| DIRECTIONS FOR THIS TASK |
Collect every line below that contains the word "fish".

| SUPPLIED DATA |
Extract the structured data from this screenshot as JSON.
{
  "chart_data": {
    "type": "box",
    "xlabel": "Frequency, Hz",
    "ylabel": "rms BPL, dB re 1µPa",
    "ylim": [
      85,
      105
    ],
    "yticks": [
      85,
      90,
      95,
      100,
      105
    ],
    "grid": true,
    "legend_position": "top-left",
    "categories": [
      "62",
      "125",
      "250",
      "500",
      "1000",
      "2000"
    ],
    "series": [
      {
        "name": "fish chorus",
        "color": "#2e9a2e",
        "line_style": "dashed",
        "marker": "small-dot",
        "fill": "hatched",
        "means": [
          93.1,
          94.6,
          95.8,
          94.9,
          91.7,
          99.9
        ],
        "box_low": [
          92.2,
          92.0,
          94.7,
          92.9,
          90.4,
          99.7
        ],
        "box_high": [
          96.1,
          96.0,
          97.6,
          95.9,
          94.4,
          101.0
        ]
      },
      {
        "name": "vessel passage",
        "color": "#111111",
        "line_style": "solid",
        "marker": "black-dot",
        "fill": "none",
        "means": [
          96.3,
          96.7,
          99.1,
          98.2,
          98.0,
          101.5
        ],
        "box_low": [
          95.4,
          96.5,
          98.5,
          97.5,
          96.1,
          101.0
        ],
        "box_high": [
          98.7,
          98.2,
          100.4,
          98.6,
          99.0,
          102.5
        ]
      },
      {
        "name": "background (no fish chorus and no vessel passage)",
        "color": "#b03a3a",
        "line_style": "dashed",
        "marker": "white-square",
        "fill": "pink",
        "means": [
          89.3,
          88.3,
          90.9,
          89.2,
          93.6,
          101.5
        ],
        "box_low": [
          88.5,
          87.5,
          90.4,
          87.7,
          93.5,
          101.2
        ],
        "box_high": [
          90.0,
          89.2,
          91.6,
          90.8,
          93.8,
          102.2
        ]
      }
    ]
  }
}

| OUTPUT FOR THIS TASK |
        "name": "fish chorus",
        "name": "background (no fish chorus and no vessel passage)",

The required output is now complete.